> _WHAT TO WORK ON_: Take the entries below and reproduce them word for word.

┌─ STORED DATA

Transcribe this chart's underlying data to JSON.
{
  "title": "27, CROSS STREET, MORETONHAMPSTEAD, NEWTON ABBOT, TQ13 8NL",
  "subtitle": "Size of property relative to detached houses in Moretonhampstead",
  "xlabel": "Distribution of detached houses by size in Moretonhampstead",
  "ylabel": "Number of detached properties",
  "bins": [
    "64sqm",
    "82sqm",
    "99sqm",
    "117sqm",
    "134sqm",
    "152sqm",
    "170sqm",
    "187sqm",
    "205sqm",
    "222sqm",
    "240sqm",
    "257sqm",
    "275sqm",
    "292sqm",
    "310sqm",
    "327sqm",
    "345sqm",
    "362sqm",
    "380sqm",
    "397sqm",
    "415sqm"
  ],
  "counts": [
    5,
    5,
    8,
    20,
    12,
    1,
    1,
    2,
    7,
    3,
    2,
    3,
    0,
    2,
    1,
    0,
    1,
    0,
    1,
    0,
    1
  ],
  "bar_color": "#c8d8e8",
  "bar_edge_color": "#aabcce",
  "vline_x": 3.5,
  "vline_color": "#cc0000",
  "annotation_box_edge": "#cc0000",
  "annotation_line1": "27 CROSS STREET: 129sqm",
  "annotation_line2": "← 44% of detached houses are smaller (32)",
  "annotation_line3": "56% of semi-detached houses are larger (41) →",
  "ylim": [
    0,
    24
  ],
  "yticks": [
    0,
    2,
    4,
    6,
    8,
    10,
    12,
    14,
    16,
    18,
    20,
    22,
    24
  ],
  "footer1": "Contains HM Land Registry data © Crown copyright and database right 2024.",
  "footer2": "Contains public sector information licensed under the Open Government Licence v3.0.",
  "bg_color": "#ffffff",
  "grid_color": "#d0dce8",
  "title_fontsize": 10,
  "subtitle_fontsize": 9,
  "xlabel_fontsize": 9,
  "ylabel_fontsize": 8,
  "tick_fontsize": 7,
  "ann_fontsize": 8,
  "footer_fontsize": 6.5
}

└─

> _SOLUTION_:
Transcribe this chart's underlying data to JSON.
{
  "title": "27, CROSS STREET, MORETONHAMPSTEAD, NEWTON ABBOT, TQ13 8NL",
  "subtitle": "Size of property relative to detached houses in Moretonhampstead",
  "xlabel": "Distribution of detached houses by size in Moretonhampstead",
  "ylabel": "Number of detached properties",
  "bins": [
    "64sqm",
    "82sqm",
    "99sqm",
    "117sqm",
    "134sqm",
    "152sqm",
    "170sqm",
    "187sqm",
    "205sqm",
    "222sqm",
    "240sqm",
    "257sqm",
    "275sqm",
    "292sqm",
    "310sqm",
    "327sqm",
    "345sqm",
    "362sqm",
    "380sqm",
    "397sqm",
    "415sqm"
  ],
  "counts": [
    5,
    5,
    8,
    20,
    12,
    1,
    1,
    2,
    7,
    3,
    2,
    3,
    0,
    2,
    1,
    0,
    1,
    0,
    1,
    0,
    1
  ],
  "bar_color": "#c8d8e8",
  "bar_edge_color": "#aabcce",
  "vline_x": 3.5,
  "vline_color": "#cc0000",
  "annotation_box_edge": "#cc0000",
  "annotation_line1": "27 CROSS STREET: 129sqm",
  "annotation_line2": "← 44% of detached houses are smaller (32)",
  "annotation_line3": "56% of semi-detached houses are larger (41) →",
  "ylim": [
    0,
    24
  ],
  "yticks": [
    0,
    2,
    4,
    6,
    8,
    10,
    12,
    14,
    16,
    18,
    20,
    22,
    24
  ],
  "footer1": "Contains HM Land Registry data © Crown copyright and database right 2024.",
  "footer2": "Contains public sector information licensed under the Open Government Licence v3.0.",
  "bg_color": "#ffffff",
  "grid_color": "#d0dce8",
  "title_fontsize": 10,
  "subtitle_fontsize": 9,
  "xlabel_fontsize": 9,
  "ylabel_fontsize": 8,
  "tick_fontsize": 7,
  "ann_fontsize": 8,
  "footer_fontsize": 6.5
}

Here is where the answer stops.